Rows from a figure dataset:
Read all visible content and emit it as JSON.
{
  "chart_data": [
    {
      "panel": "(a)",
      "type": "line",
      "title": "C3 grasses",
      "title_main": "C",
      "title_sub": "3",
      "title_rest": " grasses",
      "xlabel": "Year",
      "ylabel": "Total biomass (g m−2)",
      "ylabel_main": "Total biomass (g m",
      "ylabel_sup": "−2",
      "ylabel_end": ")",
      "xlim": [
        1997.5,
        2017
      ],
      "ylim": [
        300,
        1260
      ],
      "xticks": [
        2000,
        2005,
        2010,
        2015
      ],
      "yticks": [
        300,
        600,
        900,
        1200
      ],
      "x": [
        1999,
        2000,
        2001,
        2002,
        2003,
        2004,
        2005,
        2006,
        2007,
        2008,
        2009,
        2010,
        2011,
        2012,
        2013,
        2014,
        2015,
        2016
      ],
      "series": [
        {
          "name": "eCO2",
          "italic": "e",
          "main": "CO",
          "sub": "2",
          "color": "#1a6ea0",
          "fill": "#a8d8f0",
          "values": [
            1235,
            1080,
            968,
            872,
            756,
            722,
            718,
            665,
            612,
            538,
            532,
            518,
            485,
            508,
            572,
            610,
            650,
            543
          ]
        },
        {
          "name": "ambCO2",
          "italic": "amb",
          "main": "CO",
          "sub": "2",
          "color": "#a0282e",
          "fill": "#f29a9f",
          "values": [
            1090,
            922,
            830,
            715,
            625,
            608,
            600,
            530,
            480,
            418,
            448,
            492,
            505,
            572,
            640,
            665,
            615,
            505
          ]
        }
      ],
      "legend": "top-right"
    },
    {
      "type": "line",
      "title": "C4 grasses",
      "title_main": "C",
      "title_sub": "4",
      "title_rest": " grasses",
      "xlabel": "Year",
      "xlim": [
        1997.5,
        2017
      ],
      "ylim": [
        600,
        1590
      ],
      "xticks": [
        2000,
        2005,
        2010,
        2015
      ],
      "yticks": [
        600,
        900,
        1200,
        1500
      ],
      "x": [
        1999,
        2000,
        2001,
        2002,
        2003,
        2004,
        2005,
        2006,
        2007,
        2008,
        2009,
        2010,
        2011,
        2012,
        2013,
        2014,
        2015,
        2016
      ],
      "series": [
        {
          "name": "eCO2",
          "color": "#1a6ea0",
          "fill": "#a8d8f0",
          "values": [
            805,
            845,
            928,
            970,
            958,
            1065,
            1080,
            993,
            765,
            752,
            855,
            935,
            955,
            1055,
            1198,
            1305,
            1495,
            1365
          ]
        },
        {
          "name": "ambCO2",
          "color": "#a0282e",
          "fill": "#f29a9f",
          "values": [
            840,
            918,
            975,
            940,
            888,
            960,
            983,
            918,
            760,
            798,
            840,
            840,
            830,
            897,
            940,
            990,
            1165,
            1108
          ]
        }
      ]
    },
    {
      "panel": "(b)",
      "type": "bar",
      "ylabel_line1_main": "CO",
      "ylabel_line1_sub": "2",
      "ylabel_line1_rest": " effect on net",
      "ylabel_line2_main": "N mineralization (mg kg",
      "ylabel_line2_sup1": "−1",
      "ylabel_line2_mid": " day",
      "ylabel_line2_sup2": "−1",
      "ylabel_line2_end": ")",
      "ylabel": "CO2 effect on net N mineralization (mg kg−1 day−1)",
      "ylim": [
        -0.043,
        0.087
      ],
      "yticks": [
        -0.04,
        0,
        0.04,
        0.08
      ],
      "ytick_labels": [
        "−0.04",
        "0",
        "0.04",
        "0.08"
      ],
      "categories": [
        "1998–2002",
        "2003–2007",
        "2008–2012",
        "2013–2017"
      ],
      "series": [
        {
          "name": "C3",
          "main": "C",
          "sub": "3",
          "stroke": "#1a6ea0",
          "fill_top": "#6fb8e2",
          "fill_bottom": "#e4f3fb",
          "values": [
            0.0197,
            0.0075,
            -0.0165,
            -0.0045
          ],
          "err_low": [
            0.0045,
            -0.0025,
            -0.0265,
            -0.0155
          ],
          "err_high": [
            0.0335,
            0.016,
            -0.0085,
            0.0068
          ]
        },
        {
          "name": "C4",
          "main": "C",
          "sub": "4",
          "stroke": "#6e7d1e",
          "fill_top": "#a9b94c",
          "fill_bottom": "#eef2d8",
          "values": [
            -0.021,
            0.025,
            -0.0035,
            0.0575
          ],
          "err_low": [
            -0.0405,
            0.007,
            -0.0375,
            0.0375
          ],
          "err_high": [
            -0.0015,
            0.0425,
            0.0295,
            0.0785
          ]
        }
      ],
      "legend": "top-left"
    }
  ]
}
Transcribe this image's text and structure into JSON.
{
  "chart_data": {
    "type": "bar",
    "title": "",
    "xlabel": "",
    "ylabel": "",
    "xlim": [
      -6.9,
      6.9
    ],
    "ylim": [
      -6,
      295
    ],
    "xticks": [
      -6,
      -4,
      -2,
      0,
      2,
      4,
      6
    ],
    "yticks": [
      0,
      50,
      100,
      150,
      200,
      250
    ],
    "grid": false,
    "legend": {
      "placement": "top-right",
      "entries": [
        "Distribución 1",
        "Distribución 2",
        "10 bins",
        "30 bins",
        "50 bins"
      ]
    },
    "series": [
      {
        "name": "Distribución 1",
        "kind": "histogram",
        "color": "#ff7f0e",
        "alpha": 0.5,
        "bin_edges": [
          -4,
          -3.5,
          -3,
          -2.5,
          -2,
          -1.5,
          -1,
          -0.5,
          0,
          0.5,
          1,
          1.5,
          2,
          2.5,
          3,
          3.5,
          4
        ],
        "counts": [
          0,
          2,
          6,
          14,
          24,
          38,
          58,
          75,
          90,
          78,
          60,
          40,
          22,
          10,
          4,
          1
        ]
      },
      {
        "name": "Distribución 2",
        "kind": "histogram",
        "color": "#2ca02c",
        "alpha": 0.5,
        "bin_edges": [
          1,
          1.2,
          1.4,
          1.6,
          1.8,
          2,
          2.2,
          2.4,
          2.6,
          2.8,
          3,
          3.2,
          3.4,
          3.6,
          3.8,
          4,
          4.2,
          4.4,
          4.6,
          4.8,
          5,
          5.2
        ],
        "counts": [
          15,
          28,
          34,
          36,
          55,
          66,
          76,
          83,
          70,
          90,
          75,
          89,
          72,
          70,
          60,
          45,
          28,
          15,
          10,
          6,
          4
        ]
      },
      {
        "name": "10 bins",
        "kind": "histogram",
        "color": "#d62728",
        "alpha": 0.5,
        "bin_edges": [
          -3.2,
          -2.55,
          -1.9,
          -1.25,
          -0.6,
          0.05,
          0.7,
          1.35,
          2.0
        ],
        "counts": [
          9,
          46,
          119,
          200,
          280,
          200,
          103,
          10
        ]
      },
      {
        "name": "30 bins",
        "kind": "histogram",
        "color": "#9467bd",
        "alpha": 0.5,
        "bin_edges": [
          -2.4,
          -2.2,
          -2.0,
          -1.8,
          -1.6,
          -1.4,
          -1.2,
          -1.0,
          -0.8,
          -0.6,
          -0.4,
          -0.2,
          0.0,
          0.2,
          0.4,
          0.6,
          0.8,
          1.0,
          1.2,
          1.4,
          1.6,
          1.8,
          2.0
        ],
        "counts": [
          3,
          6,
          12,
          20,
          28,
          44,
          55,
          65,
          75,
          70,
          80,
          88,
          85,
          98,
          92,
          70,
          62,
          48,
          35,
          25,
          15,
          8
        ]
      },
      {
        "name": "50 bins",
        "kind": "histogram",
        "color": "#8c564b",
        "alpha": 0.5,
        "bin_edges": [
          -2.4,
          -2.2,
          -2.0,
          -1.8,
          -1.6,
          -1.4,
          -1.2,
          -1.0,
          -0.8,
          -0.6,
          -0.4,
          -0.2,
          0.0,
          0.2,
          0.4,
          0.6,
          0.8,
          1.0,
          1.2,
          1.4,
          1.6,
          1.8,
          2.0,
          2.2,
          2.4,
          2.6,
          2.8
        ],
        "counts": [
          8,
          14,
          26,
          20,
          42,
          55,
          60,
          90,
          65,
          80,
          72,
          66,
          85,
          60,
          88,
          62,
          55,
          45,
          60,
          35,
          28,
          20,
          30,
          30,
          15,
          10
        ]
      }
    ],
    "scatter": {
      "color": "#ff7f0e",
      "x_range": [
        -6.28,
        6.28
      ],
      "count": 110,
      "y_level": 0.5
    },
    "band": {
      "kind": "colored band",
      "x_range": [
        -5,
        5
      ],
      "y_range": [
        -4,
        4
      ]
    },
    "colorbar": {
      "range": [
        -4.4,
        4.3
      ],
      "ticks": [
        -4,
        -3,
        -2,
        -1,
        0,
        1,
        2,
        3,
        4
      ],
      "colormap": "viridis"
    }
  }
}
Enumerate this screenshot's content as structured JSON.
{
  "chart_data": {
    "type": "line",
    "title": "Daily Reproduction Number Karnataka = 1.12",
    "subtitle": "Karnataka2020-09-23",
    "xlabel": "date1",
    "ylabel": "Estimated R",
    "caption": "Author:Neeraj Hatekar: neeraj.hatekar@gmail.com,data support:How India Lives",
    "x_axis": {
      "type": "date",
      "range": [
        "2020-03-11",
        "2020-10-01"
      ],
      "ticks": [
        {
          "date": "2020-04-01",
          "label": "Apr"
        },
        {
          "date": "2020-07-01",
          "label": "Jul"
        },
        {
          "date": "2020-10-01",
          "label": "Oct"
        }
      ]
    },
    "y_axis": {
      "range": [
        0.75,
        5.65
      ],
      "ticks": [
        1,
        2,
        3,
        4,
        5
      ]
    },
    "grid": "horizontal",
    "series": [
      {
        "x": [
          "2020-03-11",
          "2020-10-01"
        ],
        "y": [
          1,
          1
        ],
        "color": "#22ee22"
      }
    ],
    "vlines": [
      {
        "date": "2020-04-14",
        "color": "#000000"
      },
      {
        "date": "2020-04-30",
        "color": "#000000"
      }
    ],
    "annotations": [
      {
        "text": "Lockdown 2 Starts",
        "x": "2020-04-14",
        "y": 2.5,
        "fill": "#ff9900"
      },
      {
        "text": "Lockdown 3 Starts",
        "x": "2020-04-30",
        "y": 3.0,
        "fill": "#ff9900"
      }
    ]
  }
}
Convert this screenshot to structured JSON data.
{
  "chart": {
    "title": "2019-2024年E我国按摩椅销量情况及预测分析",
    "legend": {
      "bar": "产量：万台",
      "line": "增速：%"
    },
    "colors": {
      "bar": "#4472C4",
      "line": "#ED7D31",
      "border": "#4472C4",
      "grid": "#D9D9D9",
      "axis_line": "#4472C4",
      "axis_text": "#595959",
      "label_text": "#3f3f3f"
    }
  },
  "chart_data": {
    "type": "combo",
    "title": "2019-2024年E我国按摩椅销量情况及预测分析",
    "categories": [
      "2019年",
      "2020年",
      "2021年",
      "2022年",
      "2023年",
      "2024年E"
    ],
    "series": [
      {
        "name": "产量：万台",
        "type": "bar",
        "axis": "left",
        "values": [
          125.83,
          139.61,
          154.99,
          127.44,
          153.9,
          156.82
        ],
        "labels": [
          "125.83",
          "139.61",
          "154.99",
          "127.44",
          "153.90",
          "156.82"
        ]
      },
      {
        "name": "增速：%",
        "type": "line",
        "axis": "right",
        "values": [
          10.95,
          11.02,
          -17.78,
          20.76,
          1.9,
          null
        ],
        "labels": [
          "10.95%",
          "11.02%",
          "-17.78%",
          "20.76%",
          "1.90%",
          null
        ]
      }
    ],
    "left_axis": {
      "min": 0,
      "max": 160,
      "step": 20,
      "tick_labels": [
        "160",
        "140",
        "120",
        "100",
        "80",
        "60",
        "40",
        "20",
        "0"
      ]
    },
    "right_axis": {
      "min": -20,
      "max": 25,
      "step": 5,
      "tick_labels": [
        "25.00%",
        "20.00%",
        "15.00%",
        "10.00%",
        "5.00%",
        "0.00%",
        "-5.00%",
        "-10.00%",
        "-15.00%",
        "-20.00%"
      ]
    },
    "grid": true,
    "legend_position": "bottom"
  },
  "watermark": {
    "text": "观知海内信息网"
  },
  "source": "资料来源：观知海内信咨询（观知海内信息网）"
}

*What is being asked:* All lines that include "biomass" are to be gathered and copied.

*Answer to the exercise:*
      "ylabel": "Total biomass (g m−2)",
      "ylabel_main": "Total biomass (g m",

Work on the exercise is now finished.